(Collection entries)
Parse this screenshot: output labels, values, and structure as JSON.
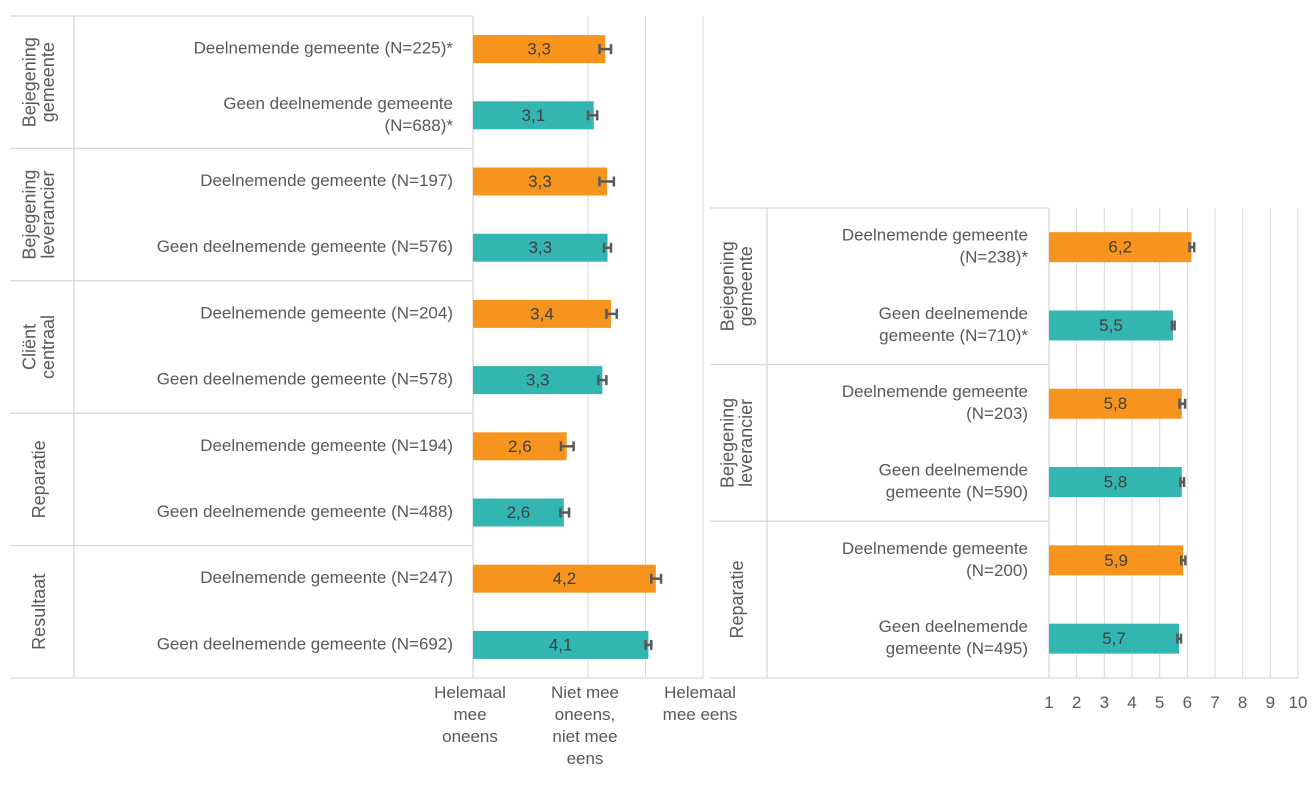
{
  "colors": {
    "participating": "#F7941D",
    "non_participating": "#33B5B2",
    "error_bar": "#595959",
    "grid": "#D9D9D9",
    "text": "#595959"
  },
  "chart_data": [
    {
      "type": "bar",
      "orientation": "horizontal",
      "xlim": [
        1,
        5
      ],
      "x_tick_labels": [
        "Helemaal mee oneens",
        "Niet mee oneens, niet mee eens",
        "Helemaal mee eens"
      ],
      "groups": [
        {
          "label": "Bejegening gemeente",
          "bars": [
            {
              "label": "Deelnemende gemeente (N=225)*",
              "value": 3.3,
              "value_label": "3,3",
              "error_low": 3.2,
              "error_high": 3.4,
              "series": "participating"
            },
            {
              "label": "Geen deelnemende gemeente (N=688)*",
              "value": 3.1,
              "value_label": "3,1",
              "error_low": 3.0,
              "error_high": 3.16,
              "series": "non_participating"
            }
          ]
        },
        {
          "label": "Bejegening leverancier",
          "bars": [
            {
              "label": "Deelnemende gemeente (N=197)",
              "value": 3.33,
              "value_label": "3,3",
              "error_low": 3.2,
              "error_high": 3.45,
              "series": "participating"
            },
            {
              "label": "Geen deelnemende gemeente (N=576)",
              "value": 3.34,
              "value_label": "3,3",
              "error_low": 3.28,
              "error_high": 3.4,
              "series": "non_participating"
            }
          ]
        },
        {
          "label": "Cliënt centraal",
          "bars": [
            {
              "label": "Deelnemende gemeente (N=204)",
              "value": 3.4,
              "value_label": "3,4",
              "error_low": 3.32,
              "error_high": 3.5,
              "series": "participating"
            },
            {
              "label": "Geen deelnemende gemeente (N=578)",
              "value": 3.25,
              "value_label": "3,3",
              "error_low": 3.18,
              "error_high": 3.32,
              "series": "non_participating"
            }
          ]
        },
        {
          "label": "Reparatie",
          "bars": [
            {
              "label": "Deelnemende gemeente (N=194)",
              "value": 2.63,
              "value_label": "2,6",
              "error_low": 2.53,
              "error_high": 2.75,
              "series": "participating"
            },
            {
              "label": "Geen deelnemende gemeente (N=488)",
              "value": 2.58,
              "value_label": "2,6",
              "error_low": 2.52,
              "error_high": 2.67,
              "series": "non_participating"
            }
          ]
        },
        {
          "label": "Resultaat",
          "bars": [
            {
              "label": "Deelnemende gemeente (N=247)",
              "value": 4.18,
              "value_label": "4,2",
              "error_low": 4.1,
              "error_high": 4.27,
              "series": "participating"
            },
            {
              "label": "Geen deelnemende gemeente (N=692)",
              "value": 4.05,
              "value_label": "4,1",
              "error_low": 4.0,
              "error_high": 4.1,
              "series": "non_participating"
            }
          ]
        }
      ]
    },
    {
      "type": "bar",
      "orientation": "horizontal",
      "xlim": [
        1,
        10
      ],
      "x_ticks": [
        1,
        2,
        3,
        4,
        5,
        6,
        7,
        8,
        9,
        10
      ],
      "x_tick_labels": [
        "1",
        "2",
        "3",
        "4",
        "5",
        "6",
        "7",
        "8",
        "9",
        "10"
      ],
      "grid": true,
      "groups": [
        {
          "label": "Bejegening gemeente",
          "bars": [
            {
              "label": "Deelnemende gemeente (N=238)*",
              "value": 6.15,
              "value_label": "6,2",
              "error_low": 6.08,
              "error_high": 6.25,
              "series": "participating"
            },
            {
              "label": "Geen deelnemende gemeente (N=710)*",
              "value": 5.48,
              "value_label": "5,5",
              "error_low": 5.44,
              "error_high": 5.54,
              "series": "non_participating"
            }
          ]
        },
        {
          "label": "Bejegening leverancier",
          "bars": [
            {
              "label": "Deelnemende gemeente (N=203)",
              "value": 5.8,
              "value_label": "5,8",
              "error_low": 5.72,
              "error_high": 5.92,
              "series": "participating"
            },
            {
              "label": "Geen deelnemende gemeente (N=590)",
              "value": 5.8,
              "value_label": "5,8",
              "error_low": 5.75,
              "error_high": 5.88,
              "series": "non_participating"
            }
          ]
        },
        {
          "label": "Reparatie",
          "bars": [
            {
              "label": "Deelnemende gemeente (N=200)",
              "value": 5.85,
              "value_label": "5,9",
              "error_low": 5.78,
              "error_high": 5.93,
              "series": "participating"
            },
            {
              "label": "Geen deelnemende gemeente (N=495)",
              "value": 5.7,
              "value_label": "5,7",
              "error_low": 5.64,
              "error_high": 5.77,
              "series": "non_participating"
            }
          ]
        }
      ]
    }
  ]
}
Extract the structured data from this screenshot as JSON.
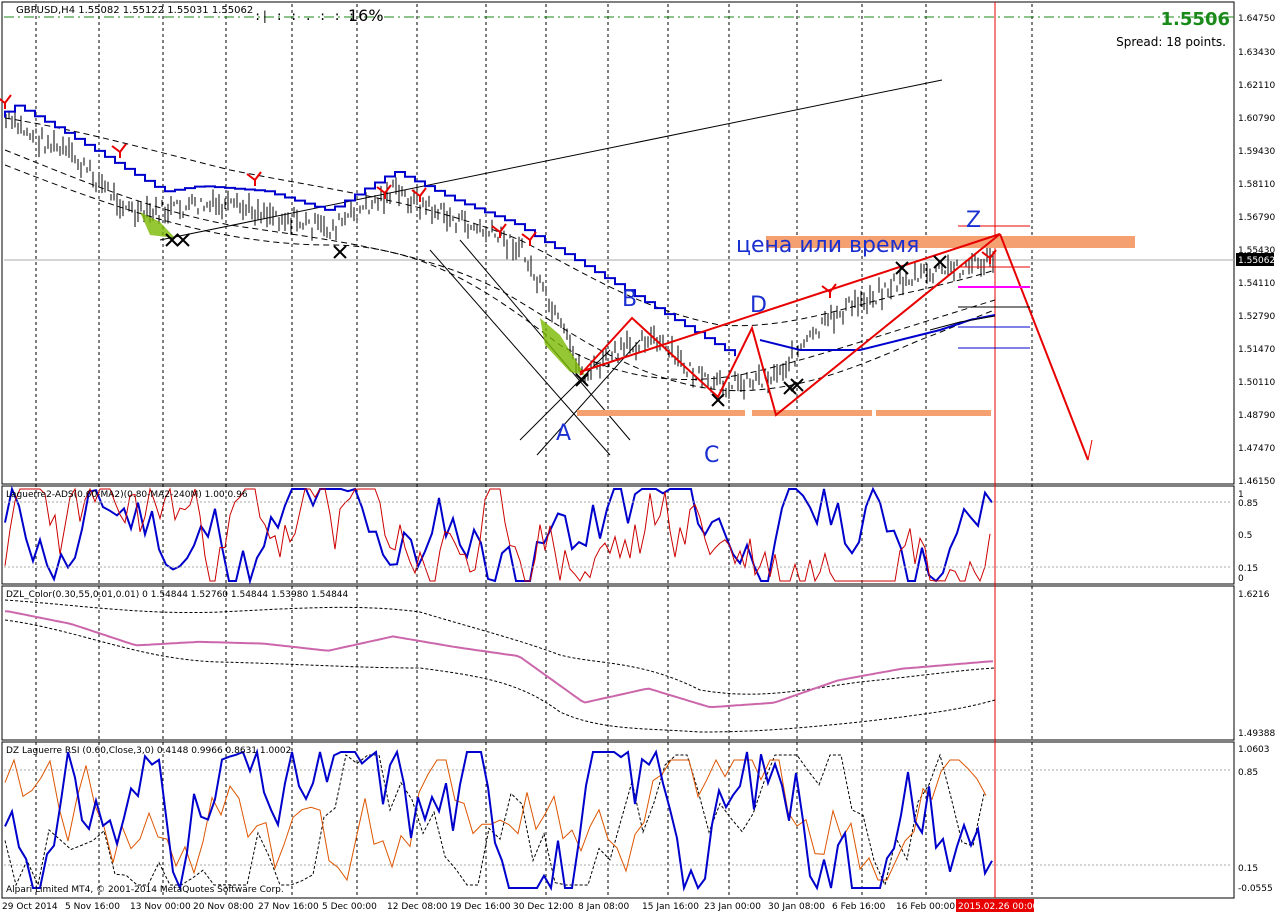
{
  "header": {
    "symbol_line": "GBPUSD,H4  1.55082 1.55122 1.55031 1.55062",
    "progress_glyphs": ":|  :  :  .  :  :  :",
    "progress_text": "16%",
    "big_price": "1.5506",
    "spread": "Spread: 18 points."
  },
  "annotations": {
    "A": "A",
    "B": "B",
    "C": "C",
    "D": "D",
    "Z": "Z",
    "price_or_time": "цена или время"
  },
  "panels": {
    "main": {
      "y_ticks": [
        "1.64750",
        "1.63430",
        "1.62110",
        "1.60790",
        "1.59430",
        "1.58110",
        "1.56790",
        "1.55430",
        "1.54110",
        "1.52790",
        "1.51470",
        "1.50110",
        "1.48790",
        "1.47470",
        "1.46150"
      ],
      "current_price": "1.55062"
    },
    "ind1": {
      "label": "Laguerre2-ADS(0.60-MA2)(0.80-MA2-240M) 1.00 0.96",
      "y_ticks": [
        "1",
        "0.85",
        "0.5",
        "0.15",
        "0"
      ]
    },
    "ind2": {
      "label": "DZL_Color(0.30,55,0.01,0.01) 0 1.54844 1.52760 1.54844 1.53980 1.54844",
      "y_ticks": [
        "1.6216",
        "1.49388"
      ]
    },
    "ind3": {
      "label": "DZ Laguerre RSI (0.60,Close,3,0) 0.4148 0.9966 0.8631 1.0002",
      "y_ticks": [
        "1.0603",
        "0.85",
        "0.15",
        "-0.0555"
      ]
    }
  },
  "x_labels": [
    "29 Oct 2014",
    "5 Nov 16:00",
    "13 Nov 00:00",
    "20 Nov 08:00",
    "27 Nov 16:00",
    "5 Dec 00:00",
    "12 Dec 08:00",
    "19 Dec 16:00",
    "30 Dec 12:00",
    "8 Jan 08:00",
    "15 Jan 16:00",
    "23 Jan 00:00",
    "30 Jan 08:00",
    "6 Feb 16:00",
    "16 Feb 00:00"
  ],
  "x_highlight": "2015.02.26 00:00",
  "copyright": "Alpari Limited MT4, © 2001-2014 MetaQuotes Software Corp.",
  "colors": {
    "bg": "#ffffff",
    "candle": "#000000",
    "ma_blue": "#0000cc",
    "pattern_red": "#e80000",
    "zone_orange": "#f4a070",
    "big_price_green": "#1a8a1a",
    "grid": "#000000"
  },
  "chart_data": {
    "type": "line",
    "symbol": "GBPUSD",
    "timeframe": "H4",
    "ohlc_last": {
      "open": 1.55082,
      "high": 1.55122,
      "low": 1.55031,
      "close": 1.55062
    },
    "x": [
      "29 Oct 2014",
      "5 Nov 16:00",
      "13 Nov 00:00",
      "20 Nov 08:00",
      "27 Nov 16:00",
      "5 Dec 00:00",
      "12 Dec 08:00",
      "19 Dec 16:00",
      "30 Dec 12:00",
      "8 Jan 08:00",
      "15 Jan 16:00",
      "23 Jan 00:00",
      "30 Jan 08:00",
      "6 Feb 16:00",
      "16 Feb 00:00"
    ],
    "series": [
      {
        "values": [
          1.606,
          1.592,
          1.568,
          1.572,
          1.57,
          1.562,
          1.578,
          1.566,
          1.556,
          1.504,
          1.52,
          1.499,
          1.504,
          1.529,
          1.542
        ]
      }
    ],
    "pattern_points": [
      {
        "label": "A",
        "price": 1.503
      },
      {
        "label": "B",
        "price": 1.527
      },
      {
        "label": "C",
        "price": 1.498
      },
      {
        "label": "D",
        "price": 1.523
      },
      {
        "label": "Z",
        "price": 1.559
      }
    ],
    "ylim": [
      1.4615,
      1.6475
    ],
    "grid": true
  }
}
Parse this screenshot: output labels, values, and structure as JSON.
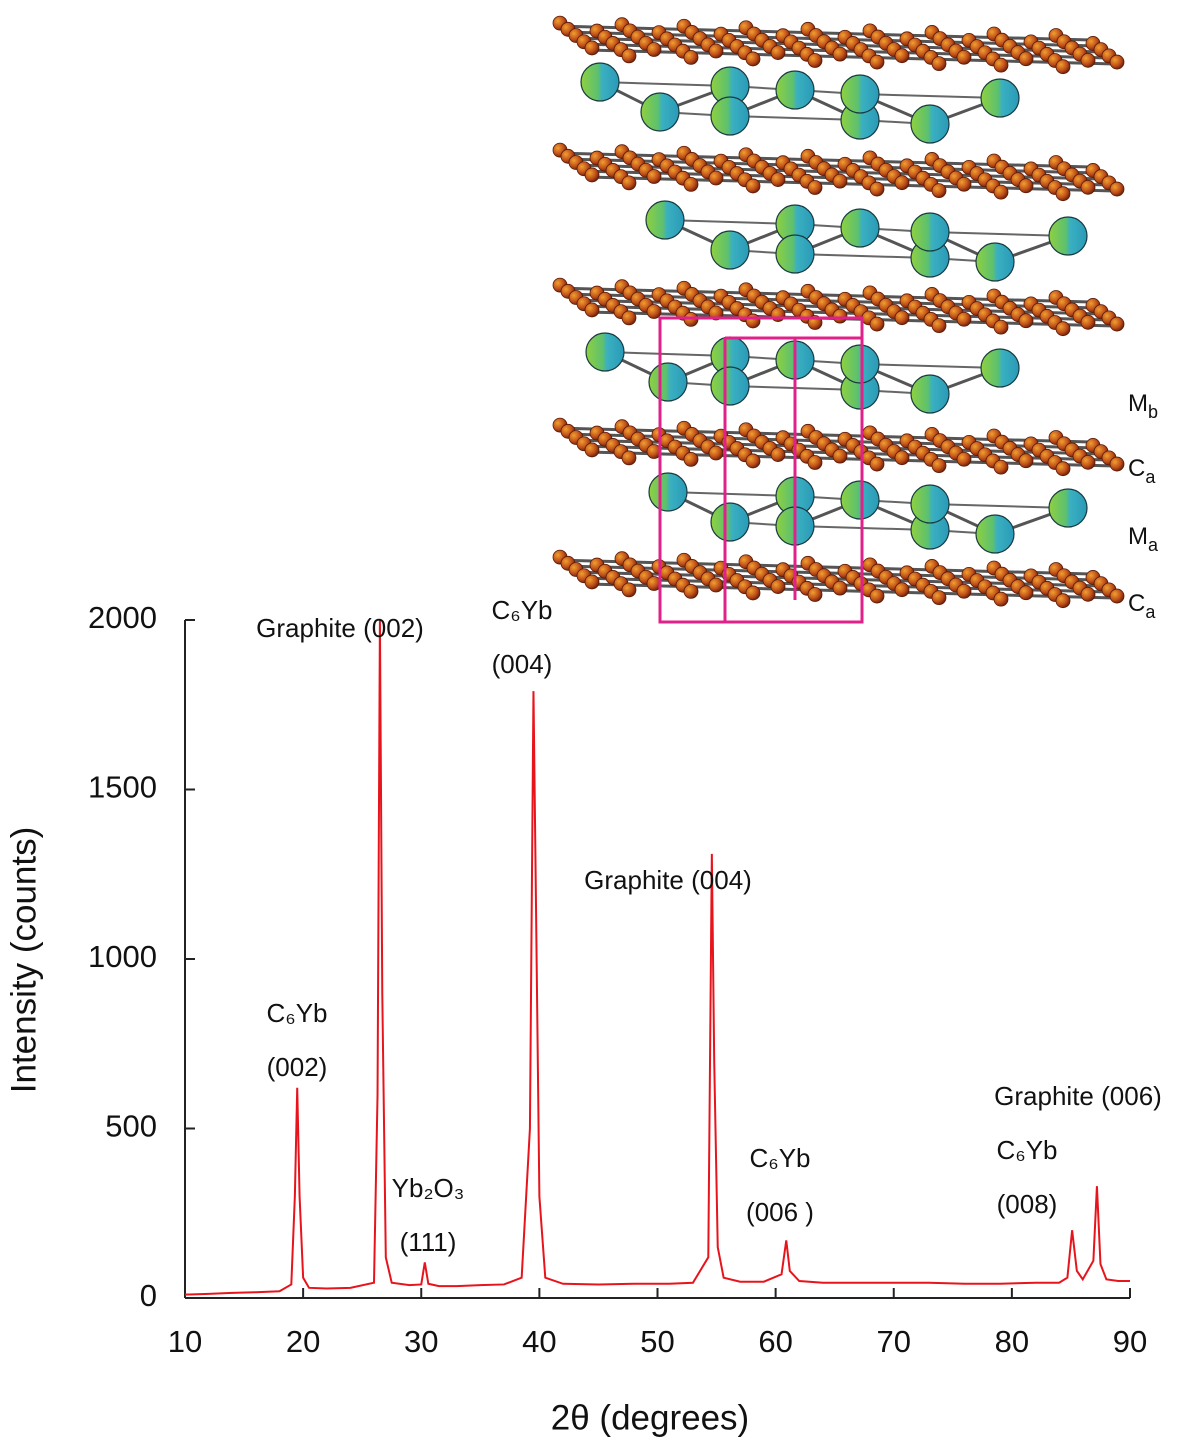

# WRITTEN REQUEST:
Gather each line from the listing above that holds "grid".

# SOLVED EXERCISE:
    "grid": "#D9D9D9",
      "grid": true,
    "grid": "#000000"
    "grid": true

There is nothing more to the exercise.